Mr. Kim, 67, made a rare public appearance on state television in Pyongyang on Wednesday and appeared haggard and gaunt. Intelligence analysts had earlier concluded that he appeared to have recovered from the stroke and assessed that he remained firmly in control as the reclusive communist state's maximum leader.

However, the announcement last month that Mr. Kim's third son, Kim Jong-un, would eventually take over from his father fueled speculation that Mr. Kim is in failing health.

U.S. and diplomatic sources declined to be named because of the sensitivity of the information. They said Mr. Kim's health problems have set off an apparent succession in Pyongyang that is expected to culminate in Kim Jong-un taking over in about a year's time.

Two power factions have emerged within the ruling military-political structure in North Korea that are being watched closely by intelligence analysts.

One is headed by close confident and senior military aide to Kim Jong-il, Gen. O Kuk-ryol. The other faction is headed by Jang Song-taek, who is related to Mr. Kim by marriage and who is considered a key aide with experience. Both Gen. O and Mr. Jang were elevated to positions on the all-powerful Central Military Commission, the power organ that has eclipsed the communist Workers' Party of Korea as the main vehicle of control for the regime.

POW commission restarts
Russia agreed this week to reactivate a U.S.-Russian commission on prisoners of war and missing in action (POW-MIA) issues that Moscow backed away from in 2004 amid worsening ties with Washington.

The White House announced that the U.S. and Russian governments reached "a common understanding on a framework" on the commission after exchanging diplomatic notes.

Specifically, the two sides are renewing talks at the U.S.-Russia Joint Commission on Prisoners of War and Missing in Action set up in the early 1990s to resolve issues of missing servicemen.

The commission first rose to prominence in 1994 when the Russian head, Col. Gen. Dmitri Volkogonov, announced that he had discovered a KGB document from the 1960s stating that Russian intelligence had been assigned the task of delivering knowledgeable Americans to the then-Soviet Union for intelligence purposes. The general's claims were never verified, and Russian intelligence later claimed no such plan was implemented.

If American POWs were shipped from Vietnam to Russia, it would be contrary to official U.S. claims that all Americans were accounted for from the Vietnam War.

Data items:

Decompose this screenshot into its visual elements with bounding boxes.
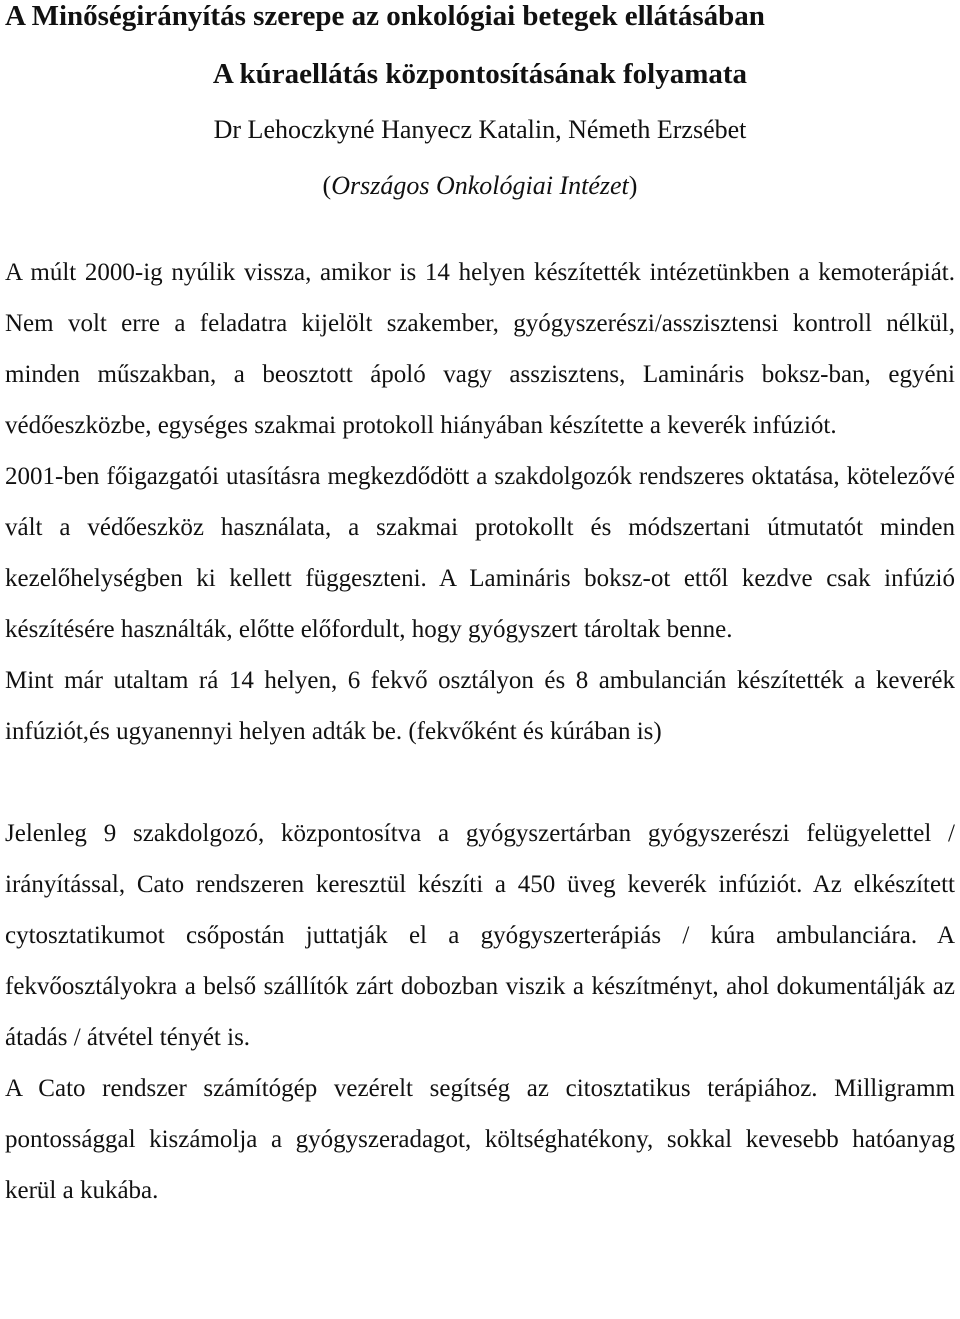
paragraph-history: A múlt 2000-ig nyúlik vissza, amikor is 14 helyen készítették intézetünkben a kemoterápiát. Nem volt erre a feladatra kijelölt szakember, gyógyszerészi/asszisztensi kontroll nélkül, minden műszakban, a beosztott ápoló vagy asszisztens, Lamináris boksz-ban, egyéni védőeszközbe, egységes szakmai protokoll hiányában készítette a keverék infúziót. [5,259,955,439]
authors-line: Dr Lehoczkyné Hanyecz Katalin, Németh Erzsébet [213,115,747,144]
affiliation-open-paren: ( [322,171,332,200]
paragraph-cato-system: A Cato rendszer számítógép vezérelt segítség az citosztatikus terápiához. Milligramm pontossággal kiszámolja a gyógyszeradagot, költséghatékony, sokkal kevesebb hatóanyag kerül a kukába. [5,1075,955,1204]
document-title: A Minőségirányítás szerepe az onkológiai betegek ellátásában [5,0,765,32]
document-subtitle: A kúraellátás központosításának folyamata [212,58,748,90]
affiliation-line [5,171,955,201]
paragraph-current-state: Jelenleg 9 szakdolgozó, központosítva a gyógyszertárban gyógyszerészi felügyelettel / irányítással, Cato rendszeren keresztül készíti a 450 üveg keverék infúziót. Az elkészített cytosztatikumot csőpostán juttatják el a gyógyszerterápiás / kúra ambulanciára. A fekvőosztályokra a belső szállítók zárt dobozban viszik a készítményt, ahol dokumentálják az átadás / átvétel tényét is. [5,820,955,1051]
document-page [5,0,955,1216]
affiliation-close-paren: ) [628,171,638,200]
affiliation-name: Országos Onkológiai Intézet [331,171,629,200]
paragraph-2001-changes: 2001-ben főigazgatói utasításra megkezdődött a szakdolgozók rendszeres oktatása, kötelezővé vált a védőeszköz használata, a szakmai protokollt és módszertani útmutatót minden kezelőhelységben ki kellett függeszteni. A Lamináris boksz-ot ettől kezdve csak infúzió készítésére használták, előtte előfordult, hogy gyógyszert tároltak benne. [5,463,955,643]
paragraph-locations: Mint már utaltam rá 14 helyen, 6 fekvő osztályon és 8 ambulancián készítették a keverék infúziót,és ugyanennyi helyen adták be. (fekvőként és kúrában is) [5,667,955,745]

Directions =>
(1) Reproduce word for word everything in the news article on North Korea and the POW commission from "The White House" down to "of missing servicemen.".
(2) Please write the next part of the news article on North Korea and the POW commission, picking up after its last sentence.
The rows are material separate from the news article on North Korea and the POW commission.

Task-by-task outputs =>
(1)
The White House announced that the U.S. and Russian governments reached "a common understanding on a framework" on the commission after exchanging diplomatic notes.

Specifically, the two sides are renewing talks at the U.S.-Russia Joint Commission on Prisoners of War and Missing in Action set up in the early 1990s to resolve issues of missing servicemen.

(2)
Longtime POW researcher Mark Sauter, who has 20 years' experience probing the fate of Korean War POW-MIAs, including research in Russia and North Korea, said Russia halted the commission work five years ago.

"Restoring the Joint Commission is overdue and necessary, but not sufficient, to resolve the fate of many missing American heroes," Mr. Sauter said.

Mr. Sauter said the commission helped the Russians resolve the fate of dozens to scores of Russian soldiers lost in Afghanistan after the 1979 Soviet invasion.

Several U.S. cases, including the recovery of the remains of an American aviator killed in Russia during the Cold War, also were resolved by the panel.

However, Mr. Sauter said the problem with the commission is that Moscow has been withholding secret files it has on American POWs shipped to Siberia from Korea.

"We know and they know they have files that would resolve cases of Americans shipped from Korea to China, to Siberia," he said. "But all the U.S. side has been allowed to do is pick around the edges of those files." Mr. Sauter said Moscow has refused to release files from the KGB intelligence service, GRU military intelligence, and Central Committee documents on U.S. prisoners.

A Russian Embassy spokesman could not be reached for comment about the issue.

President Bush first requested in 2006 that the commission be reactivated and returned to its position under the Kremlin after it was downgraded and put under the Russian Defense Ministry in 2004.

"This exchange restores in full the important work of the Joint Commission and demonstrates the unwavering commitment both our countries have toward our servicemen and -women," the White House said in a July 6 statement.

The U.S. side is headed by retired Air Force Gen. Robert H. "Doc" Foglesong, and commission members include Sen. Saxby Chambliss, Georgia Republican, and Sen. John Kerry, Massachusetts Democrat; former Vietnam War POW Rep. Sam Johnson, Republican of Texas; Ambassador Charles Ray, deputy assistant defense secretary for POW/MIA Affairs; A. Denis Clift, president of the Joint Military Intelligence College; Timothy Nenninger of the National Archives; and Pentagon official Norman Kass, who serves as the executive secretary.

The commission will include four working groups on missing from World War II; the Korean War; the Vietnam War, and the Cold War, including Soviet military personnel unaccounted for in Afghanistan.

It is not clear why Russia agreed to renew the Commission's work, but Mr. Sauter suggested it may have been a way for the Russian government to show a desire to improve relations with Washington while President Obama visited Moscow this week.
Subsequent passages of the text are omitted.